[Collected data]
────────

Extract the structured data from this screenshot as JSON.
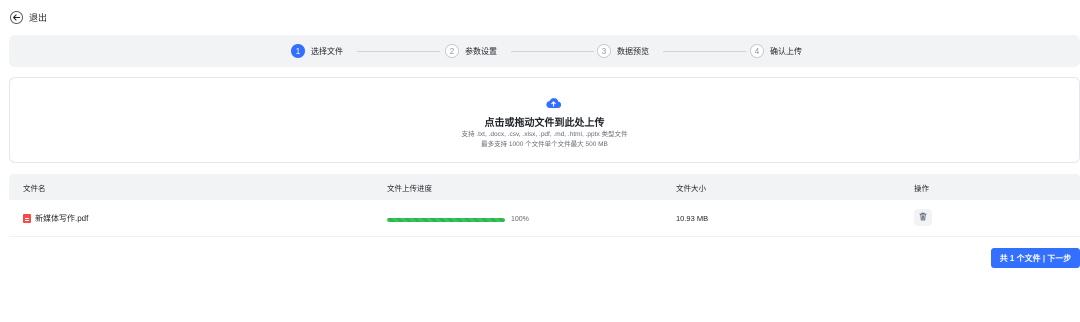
{
  "header": {
    "exit_label": "退出"
  },
  "steps": [
    {
      "num": "1",
      "label": "选择文件",
      "active": true
    },
    {
      "num": "2",
      "label": "参数设置",
      "active": false
    },
    {
      "num": "3",
      "label": "数据预览",
      "active": false
    },
    {
      "num": "4",
      "label": "确认上传",
      "active": false
    }
  ],
  "upload": {
    "title": "点击或拖动文件到此处上传",
    "supported_types": "支持 .txt, .docx, .csv, .xlsx, .pdf, .md, .html, .pptx 类型文件",
    "limits": "最多支持 1000 个文件单个文件最大 500 MB",
    "icon": "cloud-upload-icon",
    "accent_color": "#3370ff"
  },
  "table": {
    "headers": [
      "文件名",
      "文件上传进度",
      "文件大小",
      "操作"
    ],
    "rows": [
      {
        "name": "新媒体写作.pdf",
        "progress": 1.0,
        "progress_text": "100%",
        "size": "10.93 MB",
        "action_icon": "trash-icon"
      }
    ]
  },
  "footer": {
    "next_label": "共 1 个文件 | 下一步"
  },
  "colors": {
    "primary": "#3370ff",
    "progress": "#34c759",
    "file_icon": "#f54a45"
  }
}
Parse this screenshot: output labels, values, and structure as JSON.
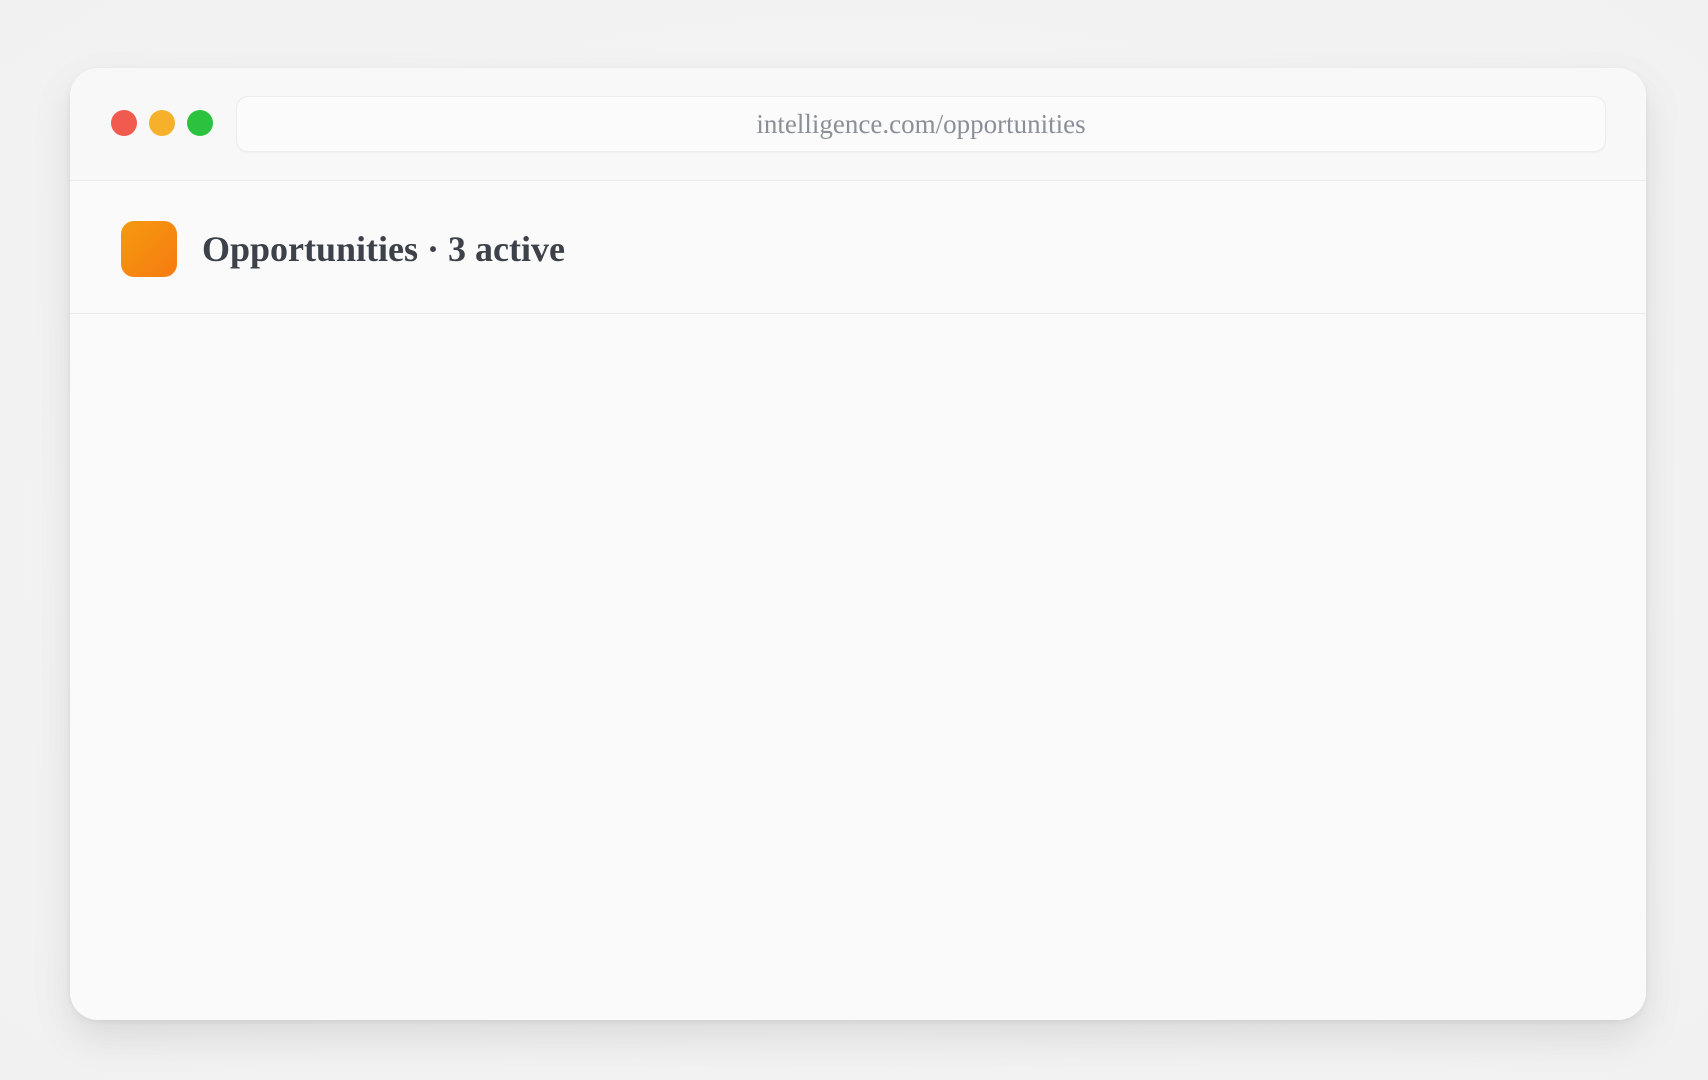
{
  "browser": {
    "url": "intelligence.com/opportunities",
    "controls": {
      "close_color": "#f05a4f",
      "minimize_color": "#f6b02a",
      "zoom_color": "#2cc23f"
    }
  },
  "header": {
    "icon": "app-logo-icon",
    "icon_color": "#f78a10",
    "title": "Opportunities · 3 active"
  }
}
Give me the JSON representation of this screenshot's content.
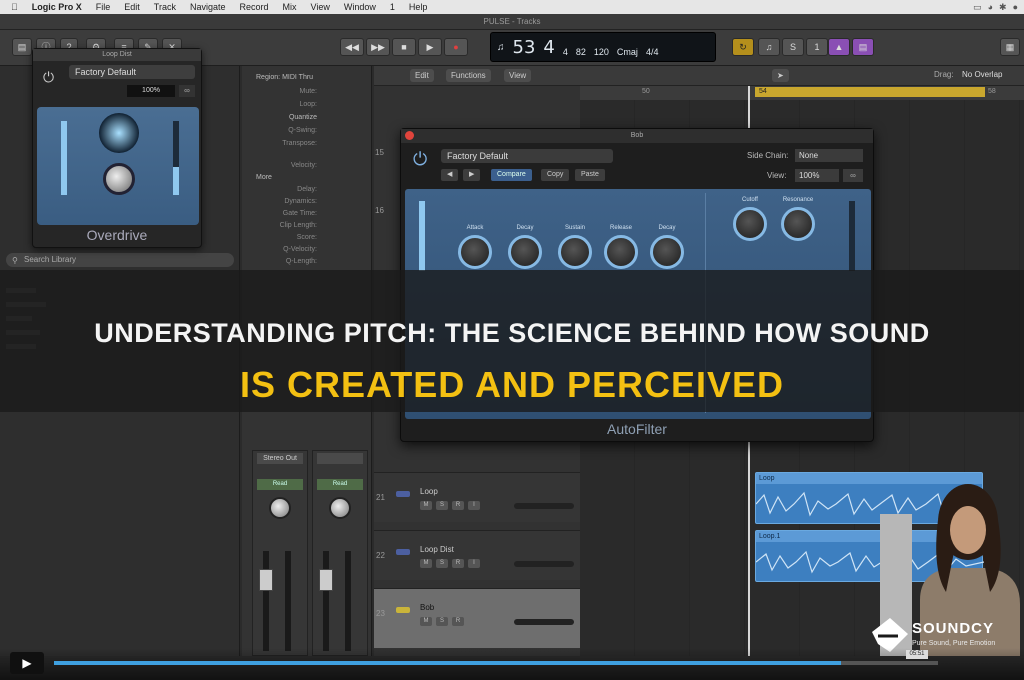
{
  "menubar": {
    "apple_icon": "apple-icon",
    "app": "Logic Pro X",
    "items": [
      "File",
      "Edit",
      "Track",
      "Navigate",
      "Record",
      "Mix",
      "View",
      "Window",
      "1",
      "Help"
    ]
  },
  "window": {
    "title": "PULSE - Tracks"
  },
  "lcd": {
    "bar": "53",
    "beat": "4",
    "div": "4",
    "tick": "82",
    "tempo": "120",
    "key": "Cmaj",
    "sig": "4/4"
  },
  "transport": {
    "rewind": "◀◀",
    "ffwd": "▶▶",
    "stop": "■",
    "play": "▶",
    "record": "●"
  },
  "overdrive": {
    "window_title": "Loop Dist",
    "preset": "Factory Default",
    "percent": "100%",
    "name": "Overdrive"
  },
  "autofilter": {
    "window_title": "Bob",
    "preset": "Factory Default",
    "compare": "Compare",
    "copy": "Copy",
    "paste": "Paste",
    "side_chain_label": "Side Chain:",
    "side_chain_value": "None",
    "view_label": "View:",
    "view_value": "100%",
    "name": "AutoFilter",
    "knobs": [
      "Attack",
      "Decay",
      "Sustain",
      "Release",
      "Decay"
    ],
    "right_knobs": [
      "Cutoff",
      "Resonance"
    ]
  },
  "library": {
    "search_placeholder": "Search Library"
  },
  "inspector": {
    "region_header": "Region: MIDI Thru",
    "rows": [
      "Mute:",
      "Loop:",
      "Quantize",
      "Q-Swing:",
      "Transpose:",
      "Velocity:",
      "More",
      "Delay:",
      "Dynamics:",
      "Gate Time:",
      "Clip Length:",
      "Score:",
      "Q-Velocity:",
      "Q-Length:"
    ]
  },
  "track_toolbar": {
    "edit": "Edit",
    "functions": "Functions",
    "view": "View"
  },
  "drag": {
    "label": "Drag:",
    "value": "No Overlap"
  },
  "ruler": {
    "marks": [
      "50",
      "54",
      "58"
    ]
  },
  "tracks": [
    {
      "num": "21",
      "name": "Loop",
      "selected": false
    },
    {
      "num": "22",
      "name": "Loop Dist",
      "selected": false
    },
    {
      "num": "23",
      "name": "Bob",
      "selected": true
    }
  ],
  "regions": [
    {
      "label": "Loop"
    },
    {
      "label": "Loop.1"
    }
  ],
  "mixer": {
    "strip1": {
      "label": "Stereo Out",
      "slot": "Read"
    },
    "strip2": {
      "label": "",
      "slot": "Read"
    }
  },
  "banner": {
    "line1": "UNDERSTANDING PITCH: THE SCIENCE BEHIND HOW SOUND",
    "line2": "IS CREATED AND PERCEIVED"
  },
  "video": {
    "progress": 0.89,
    "timecode": "05:51"
  },
  "brand": {
    "name": "SOUNDCY",
    "tagline": "Pure Sound, Pure Emotion"
  },
  "colors": {
    "accent": "#f3c012",
    "progress": "#3fa0e0",
    "region": "#3d7fc0"
  }
}
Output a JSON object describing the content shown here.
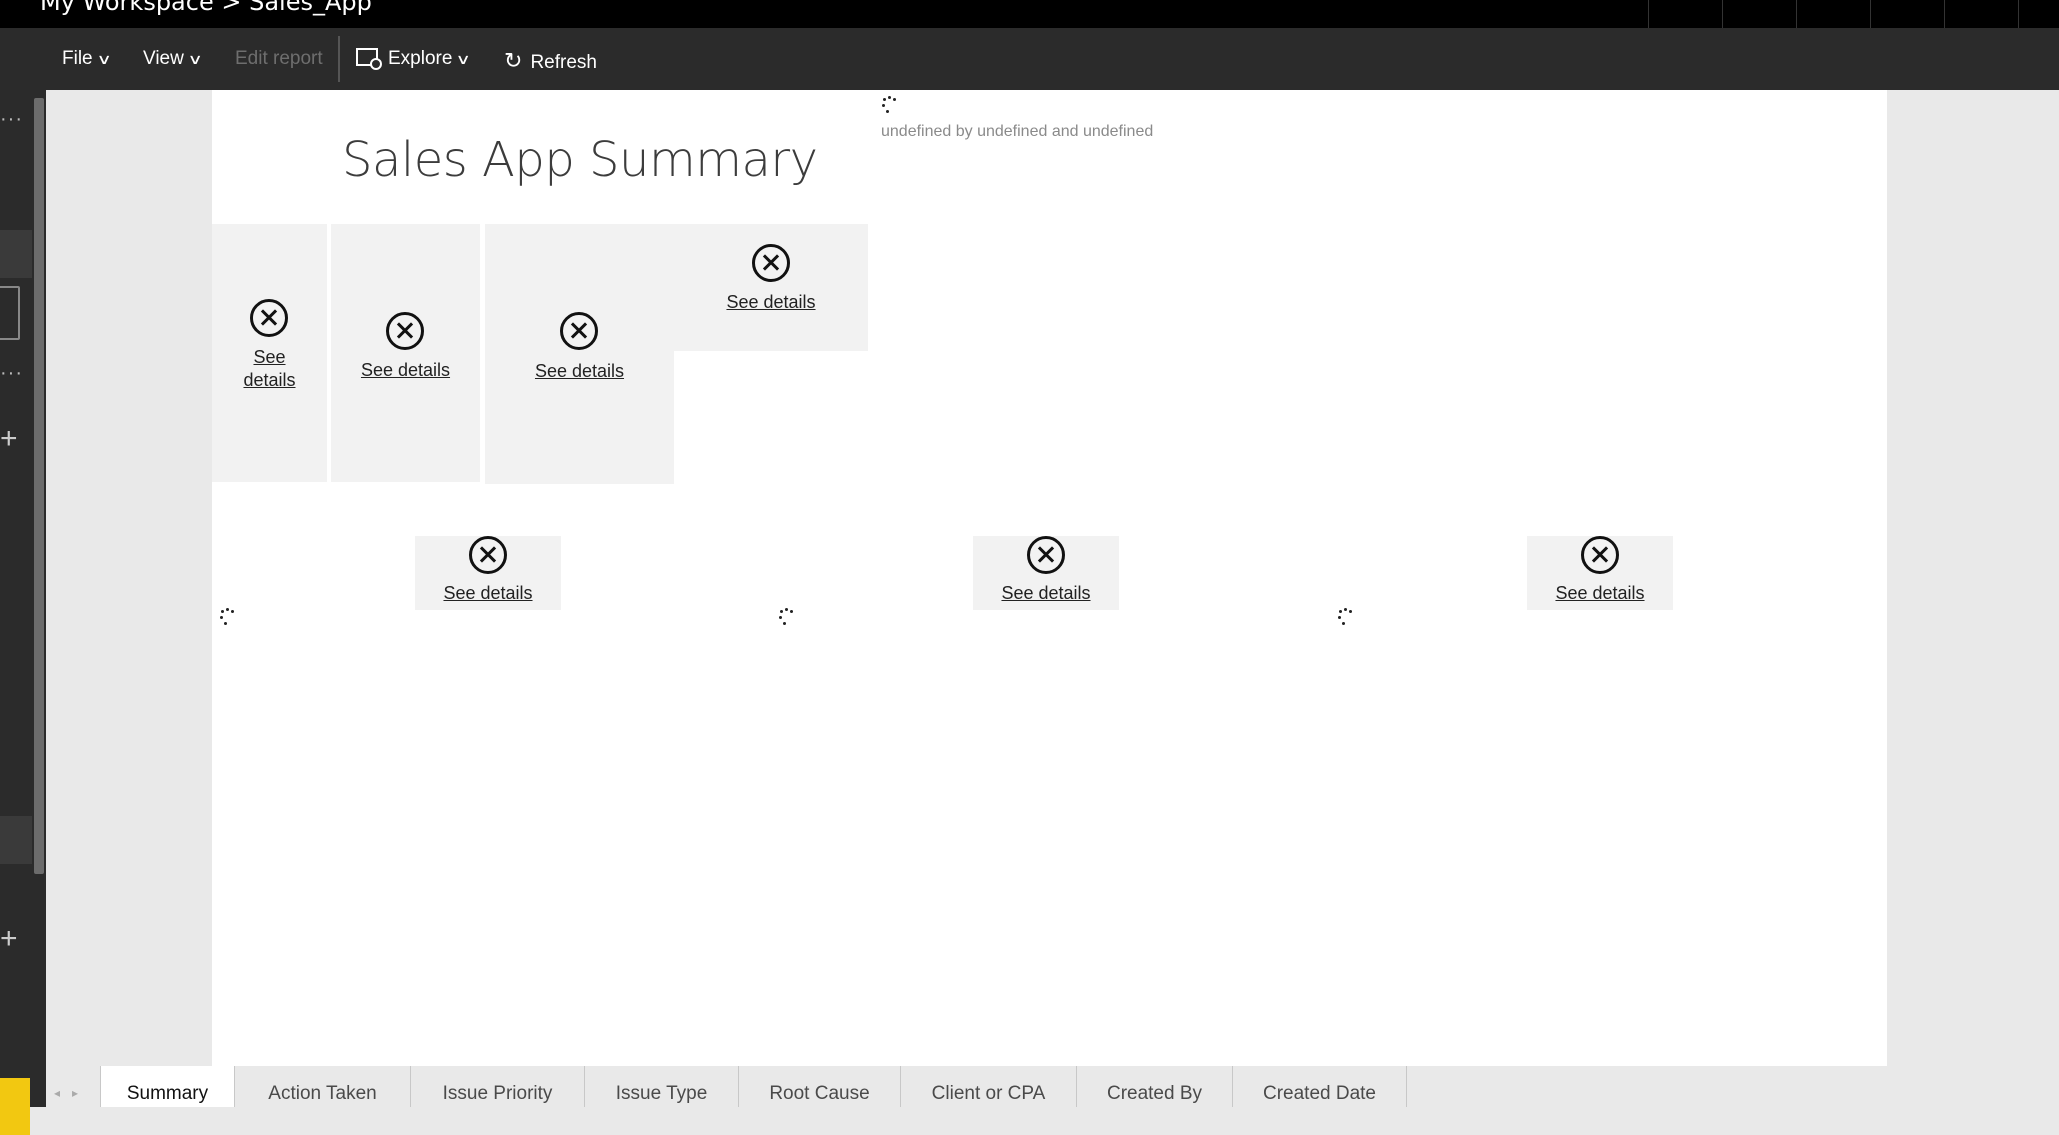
{
  "window": {
    "title": "My Workspace > Sales_App"
  },
  "toolbar": {
    "file_label": "File",
    "view_label": "View",
    "edit_report_label": "Edit report",
    "explore_label": "Explore",
    "refresh_label": "Refresh"
  },
  "report": {
    "title": "Sales App Summary",
    "subtitle": "undefined by undefined and undefined",
    "see_details": "See details",
    "see_details_wrapped_1": "See",
    "see_details_wrapped_2": "details"
  },
  "tabs": [
    {
      "label": "Summary",
      "active": true
    },
    {
      "label": "Action Taken"
    },
    {
      "label": "Issue Priority"
    },
    {
      "label": "Issue Type"
    },
    {
      "label": "Root Cause"
    },
    {
      "label": "Client or CPA"
    },
    {
      "label": "Created By"
    },
    {
      "label": "Created Date"
    }
  ],
  "colors": {
    "accent_yellow": "#f2c811",
    "toolbar_bg": "#2b2b2b",
    "canvas_bg": "#ffffff",
    "tile_bg": "#f2f2f2"
  },
  "icons": [
    "chevron-down-icon",
    "explore-icon",
    "refresh-icon",
    "error-icon",
    "loading-spinner-icon",
    "add-icon",
    "more-icon"
  ]
}
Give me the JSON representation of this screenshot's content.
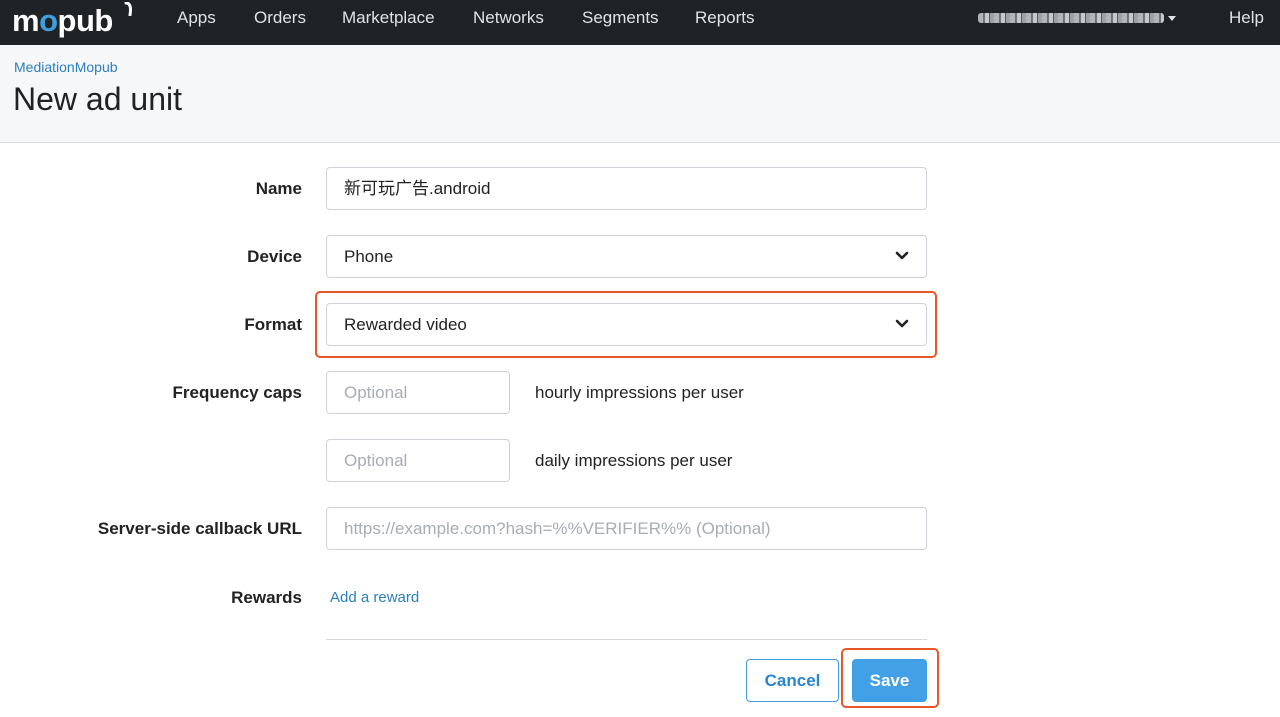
{
  "nav": {
    "logo_parts": [
      "m",
      "o",
      "pub"
    ],
    "items": [
      "Apps",
      "Orders",
      "Marketplace",
      "Networks",
      "Segments",
      "Reports"
    ],
    "account_label": "",
    "help": "Help"
  },
  "header": {
    "breadcrumb": "MediationMopub",
    "title": "New ad unit"
  },
  "form": {
    "name": {
      "label": "Name",
      "value": "新可玩广告.android"
    },
    "device": {
      "label": "Device",
      "value": "Phone"
    },
    "format": {
      "label": "Format",
      "value": "Rewarded video"
    },
    "frequency_caps": {
      "label": "Frequency caps",
      "hourly_placeholder": "Optional",
      "hourly_helper": "hourly impressions per user",
      "daily_placeholder": "Optional",
      "daily_helper": "daily impressions per user"
    },
    "callback_url": {
      "label": "Server-side callback URL",
      "placeholder": "https://example.com?hash=%%VERIFIER%% (Optional)"
    },
    "rewards": {
      "label": "Rewards",
      "link": "Add a reward"
    }
  },
  "actions": {
    "cancel": "Cancel",
    "save": "Save"
  },
  "colors": {
    "nav_bg": "#1f2326",
    "accent": "#41a0e6",
    "highlight": "#e8562a",
    "link": "#2a7fc0"
  }
}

────────

### Exercise instructions
Give the number of lines that carry the word "Edit", with nothing added.

### Solution
3